▶ EXERCISE OBJECTIVE: Without the pictures, give the entries below again exactly as written.

━━ GIVEN RECORDS ━━

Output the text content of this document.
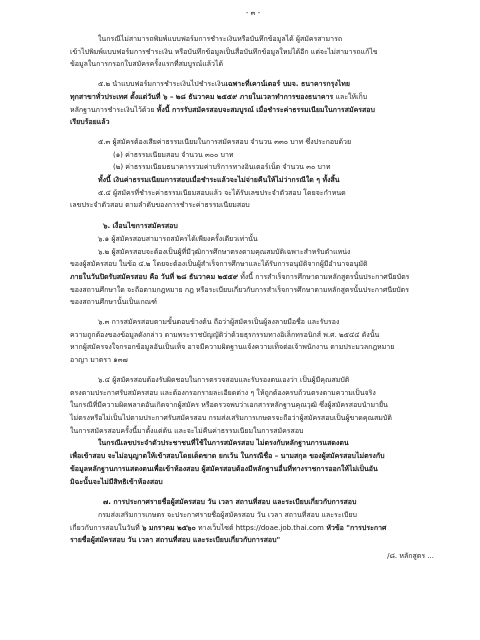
- ๓ -

ในกรณีไม่สามารถพิมพ์แบบฟอร์มการชำระเงินหรือบันทึกข้อมูลได้ ผู้สมัครสามารถ

เข้าไปพิมพ์แบบฟอร์มการชำระเงิน หรือบันทึกข้อมูลเป็นสื่อบันทึกข้อมูลใหม่ได้อีก แต่จะไม่สามารถแก้ไข

ข้อมูลในการกรอกใบสมัครครั้งแรกที่สมบูรณ์แล้วได้

๕.๒ นำแบบฟอร์มการชำระเงินไปชำระเงินเฉพาะที่เคาน์เตอร์ บมจ. ธนาคารกรุงไทย

ทุกสาขาทั่วประเทศ ตั้งแต่วันที่ ๖ – ๒๘ ธันวาคม ๒๕๕๙ ภายในเวลาทำการของธนาคาร และให้เก็บ

หลักฐานการชำระเงินไว้ด้วย ทั้งนี้ การรับสมัครสอบจะสมบูรณ์ เมื่อชำระค่าธรรมเนียมในการสมัครสอบ

เรียบร้อยแล้ว

๕.๓ ผู้สมัครต้องเสียค่าธรรมเนียมในการสมัครสอบ จำนวน ๓๓๐ บาท ซึ่งประกอบด้วย

(๑) ค่าธรรมเนียมสอบ จำนวน ๓๐๐ บาท

(๒) ค่าธรรมเนียมธนาคารรวมค่าบริการทางอินเตอร์เน็ต จำนวน ๓๐ บาท

ทั้งนี้ เงินค่าธรรมเนียมการสอบเมื่อชำระแล้วจะไม่จ่ายคืนให้ไม่ว่ากรณีใด ๆ ทั้งสิ้น

๕.๔ ผู้สมัครที่ชำระค่าธรรมเนียมสอบแล้ว จะได้รับเลขประจำตัวสอบ โดยจะกำหนด

เลขประจำตัวสอบ ตามลำดับของการชำระค่าธรรมเนียมสอบ

๖. เงื่อนไขการสมัครสอบ

๖.๑ ผู้สมัครสอบสามารถสมัครได้เพียงครั้งเดียวเท่านั้น

๖.๒ ผู้สมัครสอบจะต้องเป็นผู้ที่มีวุฒิการศึกษาตรงตามคุณสมบัติเฉพาะสำหรับตำแหน่ง

ของผู้สมัครสอบ ในข้อ ๔.๒ โดยจะต้องเป็นผู้สำเร็จการศึกษาและได้รับการอนุมัติจากผู้มีอำนาจอนุมัติ

ภายในวันปิดรับสมัครสอบ คือ วันที่ ๒๘ ธันวาคม ๒๕๕๙ ทั้งนี้ การสำเร็จการศึกษาตามหลักสูตรนั้นประกาศนียบัตร

ของสถานศึกษาใด จะถือตามกฎหมาย กฎ หรือระเบียบเกี่ยวกับการสำเร็จการศึกษาตามหลักสูตรนั้นประกาศนียบัตร

ของสถานศึกษานั้นเป็นเกณฑ์

๖.๓ การสมัครสอบตามขั้นตอนข้างต้น ถือว่าผู้สมัครเป็นผู้ลงลายมือชื่อ และรับรอง

ความถูกต้องของข้อมูลดังกล่าว ตามพระราชบัญญัติว่าด้วยธุรกรรมทางอิเล็กทรอนิกส์ พ.ศ. ๒๕๔๔ ดังนั้น

หากผู้สมัครจงใจกรอกข้อมูลอันเป็นเท็จ อาจมีความผิดฐานแจ้งความเท็จต่อเจ้าพนักงาน ตามประมวลกฎหมาย

อาญา มาตรา ๑๓๗

๖.๔ ผู้สมัครสอบต้องรับผิดชอบในการตรวจสอบและรับรองตนเองว่า เป็นผู้มีคุณสมบัติ

ตรงตามประกาศรับสมัครสอบ และต้องกรอกรายละเอียดต่าง ๆ ให้ถูกต้องครบถ้วนตรงตามความเป็นจริง

ในกรณีที่มีความผิดพลาดอันเกิดจากผู้สมัคร หรือตรวจพบว่าเอกสารหลักฐานคุณวุฒิ ซึ่งผู้สมัครสอบนำมายื่น

ไม่ตรงหรือไม่เป็นไปตามประกาศรับสมัครสอบ กรมส่งเสริมการเกษตรจะถือว่าผู้สมัครสอบเป็นผู้ขาดคุณสมบัติ

ในการสมัครสอบครั้งนี้มาตั้งแต่ต้น และจะไม่คืนค่าธรรมเนียมในการสมัครสอบ

ในกรณีเลขประจำตัวประชาชนที่ใช้ในการสมัครสอบ ไม่ตรงกับหลักฐานการแสดงตน

เพื่อเข้าสอบ จะไม่อนุญาตให้เข้าสอบโดยเด็ดขาด ยกเว้น ในกรณีชื่อ – นามสกุล ของผู้สมัครสอบไม่ตรงกับ

ข้อมูลหลักฐานการแสดงตนเพื่อเข้าห้องสอบ ผู้สมัครสอบต้องมีหลักฐานอื่นที่ทางราชการออกให้ไม่เป็นอัน

มิฉะนั้นจะไม่มีสิทธิเข้าห้องสอบ

๗. การประกาศรายชื่อผู้สมัครสอบ วัน เวลา สถานที่สอบ และระเบียบเกี่ยวกับการสอบ

กรมส่งเสริมการเกษตร จะประกาศรายชื่อผู้สมัครสอบ วัน เวลา สถานที่สอบ และระเบียบ

เกี่ยวกับการสอบในวันที่ ๖ มกราคม ๒๕๖๐ ทางเว็บไซต์ https://doae.job.thai.com หัวข้อ "การประกาศ

รายชื่อผู้สมัครสอบ วัน เวลา สถานที่สอบ และระเบียบเกี่ยวกับการสอบ"

/๘. หลักสูตร ...
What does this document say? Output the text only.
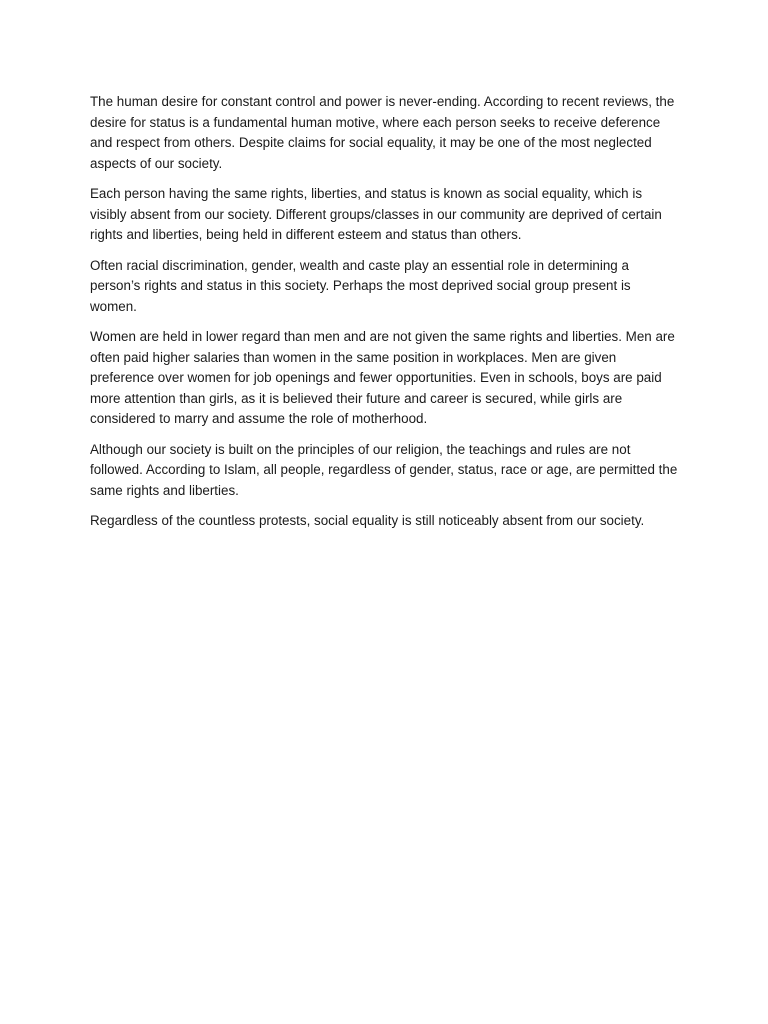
The human desire for constant control and power is never-ending. According to recent reviews, the desire for status is a fundamental human motive, where each person seeks to receive deference and respect from others. Despite claims for social equality, it may be one of the most neglected aspects of our society.

Each person having the same rights, liberties, and status is known as social equality, which is visibly absent from our society. Different groups/classes in our community are deprived of certain rights and liberties, being held in different esteem and status than others.

Often racial discrimination, gender, wealth and caste play an essential role in determining a person’s rights and status in this society. Perhaps the most deprived social group present is women.

Women are held in lower regard than men and are not given the same rights and liberties. Men are often paid higher salaries than women in the same position in workplaces. Men are given preference over women for job openings and fewer opportunities. Even in schools, boys are paid more attention than girls, as it is believed their future and career is secured, while girls are considered to marry and assume the role of motherhood.

Although our society is built on the principles of our religion, the teachings and rules are not followed. According to Islam, all people, regardless of gender, status, race or age, are permitted the same rights and liberties.

Regardless of the countless protests, social equality is still noticeably absent from our society.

━━━

▶ WORKED ANSWER:
Output the text content of this document.
- ๓ -

ในกรณีไม่สามารถพิมพ์แบบฟอร์มการชำระเงินหรือบันทึกข้อมูลได้ ผู้สมัครสามารถ

เข้าไปพิมพ์แบบฟอร์มการชำระเงิน หรือบันทึกข้อมูลเป็นสื่อบันทึกข้อมูลใหม่ได้อีก แต่จะไม่สามารถแก้ไข

ข้อมูลในการกรอกใบสมัครครั้งแรกที่สมบูรณ์แล้วได้

๕.๒ นำแบบฟอร์มการชำระเงินไปชำระเงินเฉพาะที่เคาน์เตอร์ บมจ. ธนาคารกรุงไทย

ทุกสาขาทั่วประเทศ ตั้งแต่วันที่ ๖ – ๒๘ ธันวาคม ๒๕๕๙ ภายในเวลาทำการของธนาคาร และให้เก็บ

หลักฐานการชำระเงินไว้ด้วย ทั้งนี้ การรับสมัครสอบจะสมบูรณ์ เมื่อชำระค่าธรรมเนียมในการสมัครสอบ

เรียบร้อยแล้ว

๕.๓ ผู้สมัครต้องเสียค่าธรรมเนียมในการสมัครสอบ จำนวน ๓๓๐ บาท ซึ่งประกอบด้วย

(๑) ค่าธรรมเนียมสอบ จำนวน ๓๐๐ บาท

(๒) ค่าธรรมเนียมธนาคารรวมค่าบริการทางอินเตอร์เน็ต จำนวน ๓๐ บาท

ทั้งนี้ เงินค่าธรรมเนียมการสอบเมื่อชำระแล้วจะไม่จ่ายคืนให้ไม่ว่ากรณีใด ๆ ทั้งสิ้น

๕.๔ ผู้สมัครที่ชำระค่าธรรมเนียมสอบแล้ว จะได้รับเลขประจำตัวสอบ โดยจะกำหนด

เลขประจำตัวสอบ ตามลำดับของการชำระค่าธรรมเนียมสอบ

๖. เงื่อนไขการสมัครสอบ

๖.๑ ผู้สมัครสอบสามารถสมัครได้เพียงครั้งเดียวเท่านั้น

๖.๒ ผู้สมัครสอบจะต้องเป็นผู้ที่มีวุฒิการศึกษาตรงตามคุณสมบัติเฉพาะสำหรับตำแหน่ง

ของผู้สมัครสอบ ในข้อ ๔.๒ โดยจะต้องเป็นผู้สำเร็จการศึกษาและได้รับการอนุมัติจากผู้มีอำนาจอนุมัติ

ภายในวันปิดรับสมัครสอบ คือ วันที่ ๒๘ ธันวาคม ๒๕๕๙ ทั้งนี้ การสำเร็จการศึกษาตามหลักสูตรนั้นประกาศนียบัตร

ของสถานศึกษาใด จะถือตามกฎหมาย กฎ หรือระเบียบเกี่ยวกับการสำเร็จการศึกษาตามหลักสูตรนั้นประกาศนียบัตร

ของสถานศึกษานั้นเป็นเกณฑ์

๖.๓ การสมัครสอบตามขั้นตอนข้างต้น ถือว่าผู้สมัครเป็นผู้ลงลายมือชื่อ และรับรอง

ความถูกต้องของข้อมูลดังกล่าว ตามพระราชบัญญัติว่าด้วยธุรกรรมทางอิเล็กทรอนิกส์ พ.ศ. ๒๕๔๔ ดังนั้น

หากผู้สมัครจงใจกรอกข้อมูลอันเป็นเท็จ อาจมีความผิดฐานแจ้งความเท็จต่อเจ้าพนักงาน ตามประมวลกฎหมาย

อาญา มาตรา ๑๓๗

๖.๔ ผู้สมัครสอบต้องรับผิดชอบในการตรวจสอบและรับรองตนเองว่า เป็นผู้มีคุณสมบัติ

ตรงตามประกาศรับสมัครสอบ และต้องกรอกรายละเอียดต่าง ๆ ให้ถูกต้องครบถ้วนตรงตามความเป็นจริง

ในกรณีที่มีความผิดพลาดอันเกิดจากผู้สมัคร หรือตรวจพบว่าเอกสารหลักฐานคุณวุฒิ ซึ่งผู้สมัครสอบนำมายื่น

ไม่ตรงหรือไม่เป็นไปตามประกาศรับสมัครสอบ กรมส่งเสริมการเกษตรจะถือว่าผู้สมัครสอบเป็นผู้ขาดคุณสมบัติ

ในการสมัครสอบครั้งนี้มาตั้งแต่ต้น และจะไม่คืนค่าธรรมเนียมในการสมัครสอบ

ในกรณีเลขประจำตัวประชาชนที่ใช้ในการสมัครสอบ ไม่ตรงกับหลักฐานการแสดงตน

เพื่อเข้าสอบ จะไม่อนุญาตให้เข้าสอบโดยเด็ดขาด ยกเว้น ในกรณีชื่อ – นามสกุล ของผู้สมัครสอบไม่ตรงกับ

ข้อมูลหลักฐานการแสดงตนเพื่อเข้าห้องสอบ ผู้สมัครสอบต้องมีหลักฐานอื่นที่ทางราชการออกให้ไม่เป็นอัน

มิฉะนั้นจะไม่มีสิทธิเข้าห้องสอบ

๗. การประกาศรายชื่อผู้สมัครสอบ วัน เวลา สถานที่สอบ และระเบียบเกี่ยวกับการสอบ

กรมส่งเสริมการเกษตร จะประกาศรายชื่อผู้สมัครสอบ วัน เวลา สถานที่สอบ และระเบียบ

เกี่ยวกับการสอบในวันที่ ๖ มกราคม ๒๕๖๐ ทางเว็บไซต์ https://doae.job.thai.com หัวข้อ "การประกาศ

รายชื่อผู้สมัครสอบ วัน เวลา สถานที่สอบ และระเบียบเกี่ยวกับการสอบ"

/๘. หลักสูตร ...
What does this document say? Output the text only.
The human desire for constant control and power is never-ending. According to recent reviews, the desire for status is a fundamental human motive, where each person seeks to receive deference and respect from others. Despite claims for social equality, it may be one of the most neglected aspects of our society.

Each person having the same rights, liberties, and status is known as social equality, which is visibly absent from our society. Different groups/classes in our community are deprived of certain rights and liberties, being held in different esteem and status than others.

Often racial discrimination, gender, wealth and caste play an essential role in determining a person’s rights and status in this society. Perhaps the most deprived social group present is women.

Women are held in lower regard than men and are not given the same rights and liberties. Men are often paid higher salaries than women in the same position in workplaces. Men are given preference over women for job openings and fewer opportunities. Even in schools, boys are paid more attention than girls, as it is believed their future and career is secured, while girls are considered to marry and assume the role of motherhood.

Although our society is built on the principles of our religion, the teachings and rules are not followed. According to Islam, all people, regardless of gender, status, race or age, are permitted the same rights and liberties.

Regardless of the countless protests, social equality is still noticeably absent from our society.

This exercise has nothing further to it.